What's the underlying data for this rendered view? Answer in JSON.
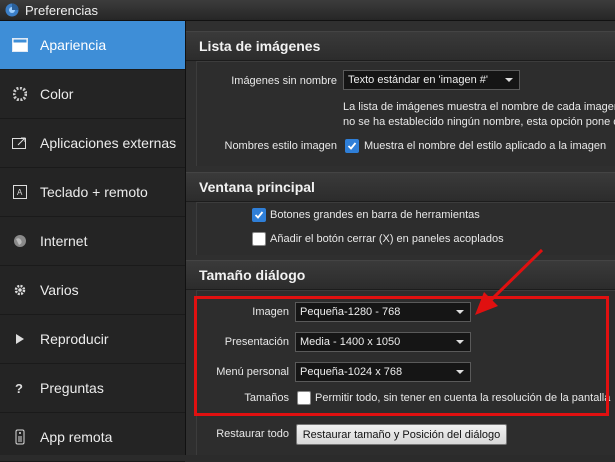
{
  "window": {
    "title": "Preferencias"
  },
  "sidebar": {
    "items": [
      {
        "label": "Apariencia",
        "icon": "appearance-icon",
        "active": true
      },
      {
        "label": "Color",
        "icon": "color-wheel-icon"
      },
      {
        "label": "Aplicaciones externas",
        "icon": "external-app-icon"
      },
      {
        "label": "Teclado + remoto",
        "icon": "keyboard-icon"
      },
      {
        "label": "Internet",
        "icon": "globe-icon"
      },
      {
        "label": "Varios",
        "icon": "gear-icon"
      },
      {
        "label": "Reproducir",
        "icon": "play-icon"
      },
      {
        "label": "Preguntas",
        "icon": "question-icon"
      },
      {
        "label": "App remota",
        "icon": "remote-icon"
      }
    ]
  },
  "image_list": {
    "header": "Lista de imágenes",
    "names_label": "Imágenes sin nombre",
    "names_value": "Texto estándar en 'imagen #'",
    "description_line1": "La lista de imágenes muestra el nombre de cada imagen",
    "description_line2": "no se ha establecido ningún nombre, esta opción pone c",
    "style_label": "Nombres estilo imagen",
    "style_checkbox": {
      "label": "Muestra el nombre del estilo aplicado a la imagen",
      "checked": true
    }
  },
  "main_window": {
    "header": "Ventana principal",
    "big_buttons": {
      "label": "Botones grandes en barra de herramientas",
      "checked": true
    },
    "close_button": {
      "label": "Añadir el botón cerrar (X) en paneles acoplados",
      "checked": false
    }
  },
  "dialog_size": {
    "header": "Tamaño diálogo",
    "image_label": "Imagen",
    "image_value": "Pequeña-1280 - 768",
    "presentation_label": "Presentación",
    "presentation_value": "Media  - 1400 x 1050",
    "menu_label": "Menú personal",
    "menu_value": "Pequeña-1024 x 768",
    "sizes_label": "Tamaños",
    "allow_all": {
      "label": "Permitir todo, sin tener en cuenta la resolución de la pantalla",
      "checked": false
    },
    "restore_label": "Restaurar todo",
    "restore_button": "Restaurar tamaño y Posición del diálogo"
  },
  "colors": {
    "accent": "#3e8ed7",
    "highlight_box": "#e01010",
    "arrow": "#e01010"
  }
}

# # #

* _What you will do_
Lines holding the string "todo" must be copied out of the entries above.

* _Expected output_
      "label": "Permitir todo, sin tener en cuenta la resolución de la pantalla",
    "restore_label": "Restaurar todo",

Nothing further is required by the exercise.